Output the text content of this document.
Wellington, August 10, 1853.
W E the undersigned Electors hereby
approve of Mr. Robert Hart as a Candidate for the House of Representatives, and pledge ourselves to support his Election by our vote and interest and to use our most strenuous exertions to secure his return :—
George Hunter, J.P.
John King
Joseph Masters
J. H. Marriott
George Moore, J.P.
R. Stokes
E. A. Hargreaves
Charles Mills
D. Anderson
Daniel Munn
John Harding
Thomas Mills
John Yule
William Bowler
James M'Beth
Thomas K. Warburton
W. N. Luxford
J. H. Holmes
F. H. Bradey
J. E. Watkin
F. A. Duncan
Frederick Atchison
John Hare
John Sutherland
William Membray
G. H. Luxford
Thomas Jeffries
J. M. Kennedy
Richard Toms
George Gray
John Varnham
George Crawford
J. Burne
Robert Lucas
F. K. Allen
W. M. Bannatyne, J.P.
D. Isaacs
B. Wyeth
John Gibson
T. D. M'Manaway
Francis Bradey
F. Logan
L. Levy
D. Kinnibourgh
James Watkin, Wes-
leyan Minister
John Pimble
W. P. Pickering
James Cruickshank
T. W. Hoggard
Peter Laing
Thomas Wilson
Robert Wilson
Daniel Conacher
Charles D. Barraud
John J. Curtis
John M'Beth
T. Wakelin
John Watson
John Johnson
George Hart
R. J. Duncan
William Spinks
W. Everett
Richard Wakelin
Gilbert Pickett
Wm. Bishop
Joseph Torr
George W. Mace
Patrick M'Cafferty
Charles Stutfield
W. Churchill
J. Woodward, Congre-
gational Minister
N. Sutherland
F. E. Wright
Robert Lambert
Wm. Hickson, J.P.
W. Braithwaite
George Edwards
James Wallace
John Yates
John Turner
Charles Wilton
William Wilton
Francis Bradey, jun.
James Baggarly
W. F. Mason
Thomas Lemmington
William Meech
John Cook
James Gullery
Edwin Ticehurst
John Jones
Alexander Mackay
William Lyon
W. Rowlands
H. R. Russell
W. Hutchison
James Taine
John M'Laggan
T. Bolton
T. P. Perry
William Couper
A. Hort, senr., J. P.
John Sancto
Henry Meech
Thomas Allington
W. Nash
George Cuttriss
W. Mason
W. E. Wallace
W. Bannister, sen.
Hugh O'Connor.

──────────────────────────────

> [Set exercise] Copy out the whole listing exactly.

> [Reply]
Output the text content of this document.
Wellington, August 10, 1853.
W E the undersigned Electors hereby
approve of Mr. Robert Hart as a Candidate for the House of Representatives, and pledge ourselves to support his Election by our vote and interest and to use our most strenuous exertions to secure his return :—
George Hunter, J.P.
John King
Joseph Masters
J. H. Marriott
George Moore, J.P.
R. Stokes
E. A. Hargreaves
Charles Mills
D. Anderson
Daniel Munn
John Harding
Thomas Mills
John Yule
William Bowler
James M'Beth
Thomas K. Warburton
W. N. Luxford
J. H. Holmes
F. H. Bradey
J. E. Watkin
F. A. Duncan
Frederick Atchison
John Hare
John Sutherland
William Membray
G. H. Luxford
Thomas Jeffries
J. M. Kennedy
Richard Toms
George Gray
John Varnham
George Crawford
J. Burne
Robert Lucas
F. K. Allen
W. M. Bannatyne, J.P.
D. Isaacs
B. Wyeth
John Gibson
T. D. M'Manaway
Francis Bradey
F. Logan
L. Levy
D. Kinnibourgh
James Watkin, Wes-
leyan Minister
John Pimble
W. P. Pickering
James Cruickshank
T. W. Hoggard
Peter Laing
Thomas Wilson
Robert Wilson
Daniel Conacher
Charles D. Barraud
John J. Curtis
John M'Beth
T. Wakelin
John Watson
John Johnson
George Hart
R. J. Duncan
William Spinks
W. Everett
Richard Wakelin
Gilbert Pickett
Wm. Bishop
Joseph Torr
George W. Mace
Patrick M'Cafferty
Charles Stutfield
W. Churchill
J. Woodward, Congre-
gational Minister
N. Sutherland
F. E. Wright
Robert Lambert
Wm. Hickson, J.P.
W. Braithwaite
George Edwards
James Wallace
John Yates
John Turner
Charles Wilton
William Wilton
Francis Bradey, jun.
James Baggarly
W. F. Mason
Thomas Lemmington
William Meech
John Cook
James Gullery
Edwin Ticehurst
John Jones
Alexander Mackay
William Lyon
W. Rowlands
H. R. Russell
W. Hutchison
James Taine
John M'Laggan
T. Bolton
T. P. Perry
William Couper
A. Hort, senr., J. P.
John Sancto
Henry Meech
Thomas Allington
W. Nash
George Cuttriss
W. Mason
W. E. Wallace
W. Bannister, sen.
Hugh O'Connor.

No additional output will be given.